[Begin DATA SHOWN]

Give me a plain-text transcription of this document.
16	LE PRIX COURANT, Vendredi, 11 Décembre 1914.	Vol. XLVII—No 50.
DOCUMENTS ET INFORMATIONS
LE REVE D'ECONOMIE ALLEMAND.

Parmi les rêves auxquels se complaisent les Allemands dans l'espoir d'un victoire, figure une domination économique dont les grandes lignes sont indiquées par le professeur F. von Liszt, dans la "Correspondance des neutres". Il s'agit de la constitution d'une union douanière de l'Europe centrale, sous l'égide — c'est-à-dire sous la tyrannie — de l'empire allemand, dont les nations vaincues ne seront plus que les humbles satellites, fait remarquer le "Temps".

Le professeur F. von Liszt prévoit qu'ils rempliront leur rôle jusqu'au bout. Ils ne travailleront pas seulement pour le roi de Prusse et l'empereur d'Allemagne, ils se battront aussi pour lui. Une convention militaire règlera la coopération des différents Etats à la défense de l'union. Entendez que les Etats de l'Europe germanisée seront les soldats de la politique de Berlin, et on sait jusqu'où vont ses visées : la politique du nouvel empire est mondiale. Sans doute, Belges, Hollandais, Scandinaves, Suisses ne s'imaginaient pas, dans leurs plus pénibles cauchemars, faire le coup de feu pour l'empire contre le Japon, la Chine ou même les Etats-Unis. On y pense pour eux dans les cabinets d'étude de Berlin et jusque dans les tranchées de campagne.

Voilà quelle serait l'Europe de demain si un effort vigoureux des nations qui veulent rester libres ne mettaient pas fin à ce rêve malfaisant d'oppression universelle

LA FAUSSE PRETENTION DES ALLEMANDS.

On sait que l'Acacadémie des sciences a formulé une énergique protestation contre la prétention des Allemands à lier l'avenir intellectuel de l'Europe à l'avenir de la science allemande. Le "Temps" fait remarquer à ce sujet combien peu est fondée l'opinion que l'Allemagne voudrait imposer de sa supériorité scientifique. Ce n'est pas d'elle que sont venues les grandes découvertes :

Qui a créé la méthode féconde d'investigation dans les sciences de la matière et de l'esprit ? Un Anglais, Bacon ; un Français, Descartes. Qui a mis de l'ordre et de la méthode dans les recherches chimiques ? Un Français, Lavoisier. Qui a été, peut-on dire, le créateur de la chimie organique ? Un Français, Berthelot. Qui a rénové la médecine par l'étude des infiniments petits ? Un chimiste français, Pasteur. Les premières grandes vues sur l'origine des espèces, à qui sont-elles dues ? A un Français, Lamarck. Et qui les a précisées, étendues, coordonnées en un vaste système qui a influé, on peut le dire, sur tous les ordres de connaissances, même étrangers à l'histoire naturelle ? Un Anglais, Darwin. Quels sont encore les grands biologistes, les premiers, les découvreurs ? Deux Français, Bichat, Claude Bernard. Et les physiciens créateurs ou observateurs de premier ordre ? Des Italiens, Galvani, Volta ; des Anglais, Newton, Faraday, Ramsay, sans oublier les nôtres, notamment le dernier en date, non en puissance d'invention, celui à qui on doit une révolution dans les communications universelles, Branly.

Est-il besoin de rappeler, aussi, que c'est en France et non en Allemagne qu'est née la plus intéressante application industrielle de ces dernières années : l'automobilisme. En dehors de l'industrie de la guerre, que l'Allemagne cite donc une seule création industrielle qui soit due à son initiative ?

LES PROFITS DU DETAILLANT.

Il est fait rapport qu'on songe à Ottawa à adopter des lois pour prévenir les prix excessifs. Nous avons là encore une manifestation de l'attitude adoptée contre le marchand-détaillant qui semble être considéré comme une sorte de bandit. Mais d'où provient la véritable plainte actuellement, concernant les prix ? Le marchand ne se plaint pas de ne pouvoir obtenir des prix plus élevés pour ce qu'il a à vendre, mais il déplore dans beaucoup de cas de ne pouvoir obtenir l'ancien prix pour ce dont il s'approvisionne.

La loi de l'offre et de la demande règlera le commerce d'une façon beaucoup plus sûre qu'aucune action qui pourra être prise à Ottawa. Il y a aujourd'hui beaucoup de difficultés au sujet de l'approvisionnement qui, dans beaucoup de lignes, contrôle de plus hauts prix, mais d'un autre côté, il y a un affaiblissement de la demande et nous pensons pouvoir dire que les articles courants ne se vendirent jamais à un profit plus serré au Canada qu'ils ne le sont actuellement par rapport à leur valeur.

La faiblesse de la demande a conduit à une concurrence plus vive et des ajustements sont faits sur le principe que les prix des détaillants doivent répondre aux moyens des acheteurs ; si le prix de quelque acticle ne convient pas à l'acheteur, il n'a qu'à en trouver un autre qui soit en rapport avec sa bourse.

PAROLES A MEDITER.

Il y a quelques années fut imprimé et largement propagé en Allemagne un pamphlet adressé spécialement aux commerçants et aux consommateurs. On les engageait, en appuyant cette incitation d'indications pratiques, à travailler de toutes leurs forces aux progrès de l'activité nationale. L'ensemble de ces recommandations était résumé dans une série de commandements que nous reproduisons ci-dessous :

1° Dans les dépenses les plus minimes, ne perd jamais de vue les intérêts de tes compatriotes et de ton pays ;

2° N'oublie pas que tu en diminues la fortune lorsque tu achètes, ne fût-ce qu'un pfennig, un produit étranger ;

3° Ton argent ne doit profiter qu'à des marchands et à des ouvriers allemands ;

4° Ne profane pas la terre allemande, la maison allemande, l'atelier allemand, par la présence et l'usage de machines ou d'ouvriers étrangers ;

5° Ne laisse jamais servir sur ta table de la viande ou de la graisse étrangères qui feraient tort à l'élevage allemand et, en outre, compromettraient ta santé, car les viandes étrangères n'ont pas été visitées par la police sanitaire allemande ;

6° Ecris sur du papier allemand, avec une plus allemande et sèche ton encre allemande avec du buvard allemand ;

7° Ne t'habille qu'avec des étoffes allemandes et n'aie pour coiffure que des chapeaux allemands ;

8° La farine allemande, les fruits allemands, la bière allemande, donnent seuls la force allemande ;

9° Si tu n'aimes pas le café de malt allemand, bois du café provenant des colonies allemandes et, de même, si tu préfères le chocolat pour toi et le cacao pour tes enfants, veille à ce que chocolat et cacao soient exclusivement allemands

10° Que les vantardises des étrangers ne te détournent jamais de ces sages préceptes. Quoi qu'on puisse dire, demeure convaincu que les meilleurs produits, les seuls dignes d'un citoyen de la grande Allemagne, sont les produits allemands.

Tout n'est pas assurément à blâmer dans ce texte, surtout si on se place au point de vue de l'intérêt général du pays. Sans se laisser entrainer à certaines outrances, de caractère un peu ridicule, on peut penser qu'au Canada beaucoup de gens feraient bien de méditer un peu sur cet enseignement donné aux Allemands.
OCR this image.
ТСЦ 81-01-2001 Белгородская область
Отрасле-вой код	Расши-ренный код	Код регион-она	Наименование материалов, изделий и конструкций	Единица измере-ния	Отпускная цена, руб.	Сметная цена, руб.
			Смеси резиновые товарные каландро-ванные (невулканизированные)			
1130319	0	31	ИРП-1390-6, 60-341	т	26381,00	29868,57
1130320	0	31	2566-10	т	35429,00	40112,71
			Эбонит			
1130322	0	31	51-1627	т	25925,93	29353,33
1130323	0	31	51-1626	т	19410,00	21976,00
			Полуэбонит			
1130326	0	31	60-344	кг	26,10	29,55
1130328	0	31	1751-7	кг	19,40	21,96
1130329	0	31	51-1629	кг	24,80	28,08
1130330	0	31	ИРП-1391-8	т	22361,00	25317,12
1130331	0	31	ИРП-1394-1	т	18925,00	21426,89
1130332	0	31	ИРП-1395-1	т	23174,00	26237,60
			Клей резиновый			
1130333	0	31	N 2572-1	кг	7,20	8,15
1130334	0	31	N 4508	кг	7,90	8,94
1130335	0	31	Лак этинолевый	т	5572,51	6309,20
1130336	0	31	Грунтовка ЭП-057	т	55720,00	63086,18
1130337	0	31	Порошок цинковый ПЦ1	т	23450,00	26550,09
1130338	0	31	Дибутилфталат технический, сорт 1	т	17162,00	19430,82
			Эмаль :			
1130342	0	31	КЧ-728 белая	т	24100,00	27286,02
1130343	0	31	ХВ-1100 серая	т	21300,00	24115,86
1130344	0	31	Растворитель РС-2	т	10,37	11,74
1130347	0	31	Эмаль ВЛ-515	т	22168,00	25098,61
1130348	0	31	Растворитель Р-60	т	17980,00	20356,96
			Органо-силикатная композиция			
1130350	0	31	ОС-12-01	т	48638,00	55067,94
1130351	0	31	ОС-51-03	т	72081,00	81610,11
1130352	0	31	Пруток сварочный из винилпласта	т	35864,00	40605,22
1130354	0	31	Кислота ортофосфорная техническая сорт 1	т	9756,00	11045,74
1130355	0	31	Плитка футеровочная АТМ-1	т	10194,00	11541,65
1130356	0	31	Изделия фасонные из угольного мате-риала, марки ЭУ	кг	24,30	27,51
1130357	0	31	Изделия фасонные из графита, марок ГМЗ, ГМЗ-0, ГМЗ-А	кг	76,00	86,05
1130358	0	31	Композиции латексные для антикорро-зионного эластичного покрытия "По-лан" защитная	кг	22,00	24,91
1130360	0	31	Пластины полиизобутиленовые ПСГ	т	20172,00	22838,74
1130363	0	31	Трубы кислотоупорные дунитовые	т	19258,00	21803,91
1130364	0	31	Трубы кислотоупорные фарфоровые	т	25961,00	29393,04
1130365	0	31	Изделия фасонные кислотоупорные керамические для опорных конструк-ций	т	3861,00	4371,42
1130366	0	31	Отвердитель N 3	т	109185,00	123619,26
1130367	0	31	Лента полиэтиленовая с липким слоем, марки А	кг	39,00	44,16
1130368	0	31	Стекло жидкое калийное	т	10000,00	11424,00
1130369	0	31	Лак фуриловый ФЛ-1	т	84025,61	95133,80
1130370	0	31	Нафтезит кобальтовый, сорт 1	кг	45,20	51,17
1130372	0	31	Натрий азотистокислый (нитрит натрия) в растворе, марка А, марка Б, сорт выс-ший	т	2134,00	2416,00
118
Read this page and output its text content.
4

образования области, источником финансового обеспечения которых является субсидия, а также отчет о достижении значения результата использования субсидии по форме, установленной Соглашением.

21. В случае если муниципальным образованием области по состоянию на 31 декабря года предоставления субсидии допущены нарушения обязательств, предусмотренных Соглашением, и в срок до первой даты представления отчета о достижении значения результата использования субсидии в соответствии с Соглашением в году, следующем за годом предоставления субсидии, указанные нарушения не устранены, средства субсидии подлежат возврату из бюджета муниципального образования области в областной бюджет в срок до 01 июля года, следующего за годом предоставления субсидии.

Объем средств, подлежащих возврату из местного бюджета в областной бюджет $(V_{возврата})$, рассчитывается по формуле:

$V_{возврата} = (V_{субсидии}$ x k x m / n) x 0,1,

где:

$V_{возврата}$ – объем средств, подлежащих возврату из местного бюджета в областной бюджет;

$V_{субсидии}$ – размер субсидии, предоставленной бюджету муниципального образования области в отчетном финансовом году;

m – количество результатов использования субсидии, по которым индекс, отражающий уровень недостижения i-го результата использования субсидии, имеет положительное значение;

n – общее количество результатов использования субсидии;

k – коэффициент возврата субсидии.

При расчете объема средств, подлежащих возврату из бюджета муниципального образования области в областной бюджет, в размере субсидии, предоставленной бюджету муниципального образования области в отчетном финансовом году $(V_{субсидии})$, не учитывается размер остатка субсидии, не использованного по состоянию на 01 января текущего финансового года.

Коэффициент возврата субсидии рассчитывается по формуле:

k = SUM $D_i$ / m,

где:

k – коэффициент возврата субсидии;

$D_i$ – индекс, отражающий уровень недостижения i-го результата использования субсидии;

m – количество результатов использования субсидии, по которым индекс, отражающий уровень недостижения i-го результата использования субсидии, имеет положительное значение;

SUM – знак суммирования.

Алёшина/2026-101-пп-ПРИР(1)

[End DATA SHOWN]

Pull out each line of the listing that holds the string "Трубы".

** THE SOLUTION **
1130363	0	31	Трубы кислотоупорные дунитовые	т	19258,00	21803,91
1130364	0	31	Трубы кислотоупорные фарфоровые	т	25961,00	29393,04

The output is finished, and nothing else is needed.